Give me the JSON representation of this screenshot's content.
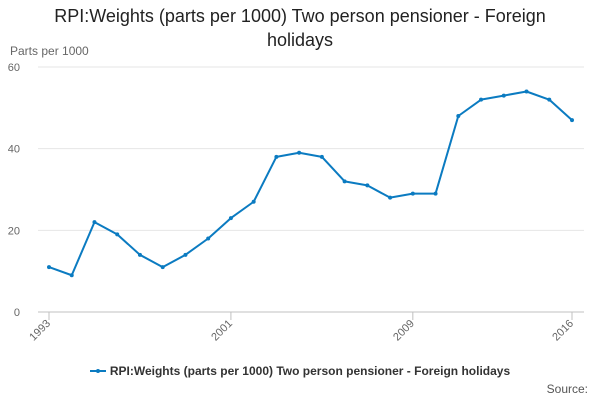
{
  "chart_data": {
    "type": "line",
    "title": "RPI:Weights (parts per 1000) Two person pensioner - Foreign holidays",
    "ylabel": "Parts per 1000",
    "xlabel": "",
    "ylim": [
      0,
      60
    ],
    "yticks": [
      0,
      20,
      40,
      60
    ],
    "xticks": [
      1993,
      2001,
      2009,
      2016
    ],
    "grid": true,
    "legend_position": "bottom",
    "colors": {
      "series": "#0b7bc1",
      "grid": "#e6e6e6",
      "axis": "#c0c0c0"
    },
    "x": [
      1993,
      1994,
      1995,
      1996,
      1997,
      1998,
      1999,
      2000,
      2001,
      2002,
      2003,
      2004,
      2005,
      2006,
      2007,
      2008,
      2009,
      2010,
      2011,
      2012,
      2013,
      2014,
      2015,
      2016
    ],
    "series": [
      {
        "name": "RPI:Weights (parts per 1000) Two person pensioner - Foreign holidays",
        "values": [
          11,
          9,
          22,
          19,
          14,
          11,
          14,
          18,
          23,
          27,
          38,
          39,
          38,
          32,
          31,
          28,
          29,
          29,
          48,
          52,
          53,
          54,
          52,
          47
        ]
      }
    ],
    "source_label": "Source:"
  }
}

###

__WRITTEN EXERCISE__
Work out how many lines in the records above contain the word "Foreign", and reply with that number alone.

__WRITTEN RESPONSE__
2